◆ Selected extract

• • • • •

It can also be seen from the curve in Fig 6 that regardless of the replacement rate of recycled aggregate, the peak strength of concrete generally increases with the extension of curing age (from 7 days to 28 days). This shows that appropriately extending the curing time can still increase the strength of recycled aggregate concrete to a certain extent. Meanwhile, when using recycled aggregate to replace graded crushed stone, it should not be considered according to the concept of traditional recycled aggregate replacement of graded crushed stone, but should fully consider the source of recycled aggregate and initial strength. For recycled aggregates with high strength and good performance, a high replacement rate should be used to help recycle resources and have a positive effect on the mechanical properties of concrete. In addition, it can be seen from Figs 5 and 6 that the mechanical properties of recycled aggregate concrete are comprehensively affected by the amount of soil cement, the replacement rate of recycled aggregate, and the curing age. In actual engineering applications, to optimize the performance of recycled aggregate concrete, these factors must be considered comprehensively to select appropriate mix proportions and curing strategies. This can not only improve the mechanical properties of the material but also achieve efficient use of resources in the context of sustainable development. Therefore, the relationship between the mechanical properties of recycled aggregate concrete and multiple factors will be further quantitatively explored in the future.

• • • • •

[Spatial annotation entries]
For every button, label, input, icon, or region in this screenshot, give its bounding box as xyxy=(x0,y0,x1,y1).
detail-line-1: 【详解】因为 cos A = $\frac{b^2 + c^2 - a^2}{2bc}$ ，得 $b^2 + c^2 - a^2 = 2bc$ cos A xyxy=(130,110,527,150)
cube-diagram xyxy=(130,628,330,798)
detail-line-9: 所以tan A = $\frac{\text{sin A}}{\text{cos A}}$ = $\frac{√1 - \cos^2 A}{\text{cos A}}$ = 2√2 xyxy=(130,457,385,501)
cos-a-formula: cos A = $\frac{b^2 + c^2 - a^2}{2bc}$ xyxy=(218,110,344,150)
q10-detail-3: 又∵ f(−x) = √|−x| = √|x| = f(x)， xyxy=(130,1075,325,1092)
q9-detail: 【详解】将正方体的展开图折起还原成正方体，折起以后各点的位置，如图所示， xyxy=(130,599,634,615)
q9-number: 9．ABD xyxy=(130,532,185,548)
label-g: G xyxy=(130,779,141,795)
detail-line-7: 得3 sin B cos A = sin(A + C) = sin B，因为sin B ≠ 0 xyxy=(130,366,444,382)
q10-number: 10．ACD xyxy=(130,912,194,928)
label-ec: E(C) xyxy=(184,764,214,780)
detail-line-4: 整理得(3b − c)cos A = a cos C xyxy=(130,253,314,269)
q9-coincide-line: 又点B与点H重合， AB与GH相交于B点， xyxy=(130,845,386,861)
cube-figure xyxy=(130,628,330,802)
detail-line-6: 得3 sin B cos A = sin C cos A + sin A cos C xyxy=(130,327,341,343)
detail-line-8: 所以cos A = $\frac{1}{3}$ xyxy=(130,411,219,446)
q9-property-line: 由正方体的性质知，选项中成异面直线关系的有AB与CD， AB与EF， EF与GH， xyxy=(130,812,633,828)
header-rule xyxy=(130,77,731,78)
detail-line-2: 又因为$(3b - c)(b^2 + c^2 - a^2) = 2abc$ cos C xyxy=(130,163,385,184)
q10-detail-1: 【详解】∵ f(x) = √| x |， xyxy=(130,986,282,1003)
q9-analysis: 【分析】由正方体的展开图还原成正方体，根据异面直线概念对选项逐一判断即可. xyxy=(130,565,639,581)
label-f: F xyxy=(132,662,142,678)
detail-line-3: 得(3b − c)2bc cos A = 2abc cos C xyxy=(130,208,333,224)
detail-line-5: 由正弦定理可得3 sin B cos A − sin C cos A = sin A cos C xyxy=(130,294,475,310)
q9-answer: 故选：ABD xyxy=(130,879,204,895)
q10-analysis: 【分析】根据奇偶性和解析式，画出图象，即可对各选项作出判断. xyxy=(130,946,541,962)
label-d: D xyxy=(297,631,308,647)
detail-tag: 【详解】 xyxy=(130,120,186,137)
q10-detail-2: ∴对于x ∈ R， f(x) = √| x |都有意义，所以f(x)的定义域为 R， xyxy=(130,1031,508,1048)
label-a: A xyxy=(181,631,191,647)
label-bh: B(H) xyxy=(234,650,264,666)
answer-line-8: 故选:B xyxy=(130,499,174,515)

• • • • •

◆ Your tasks
(A) In the recycled aggregate concrete passage, what three factors jointly affect the mechanical properties of recycled aggregate concrete?
(B) Write the next part of the recycled aggregate concrete passage, continuing from its final sentence.

◆ In response
(A) The amount of soil cement, the replacement rate of recycled aggregate, and the curing age.

(B)
Compressive strength analysis

The cured recycled aggregates with different soil cement content and different recycled aggregate replacement rates showed significant differences in the compressive strength test, as shown in Fig 7. Fig 7(a) shows the average change trend of the compressive strength of recycled aggregate concrete with curing age (7 days, 14 days, and 28 days) under three different soil cement content. Specifically, when the soil rock content is 15%, the 7-day compressive strength is about 12.5 MPa, increases to about 14.6 MPa at 14 days, and reaches about 17.5 MPa at 28 days. The compressive strength growth trend is relatively slow. When the soil cement content reaches 18%, the 7-day compressive strength is about 13.0 MPa, increases to about 16.0 MPa at 14 days, and reaches about 18.4 MPa at 28 days. Compared with the soil cement content of 15%, the compressive strength is higher at all time points. When the amount of soil cement content increases to 21%, the compressive strength is about 14.69 MPa at 7 days, about 18.42 MPa at 14 days, and close to 21 MPa at 28 days, showing the highest strength growth. In general, with the increase of soil cement content, the compressive strength of recycled aggregate concrete increases significantly, indicating that the amount of soil cement content has a positive effect on the compressive properties of recycled aggregate concrete.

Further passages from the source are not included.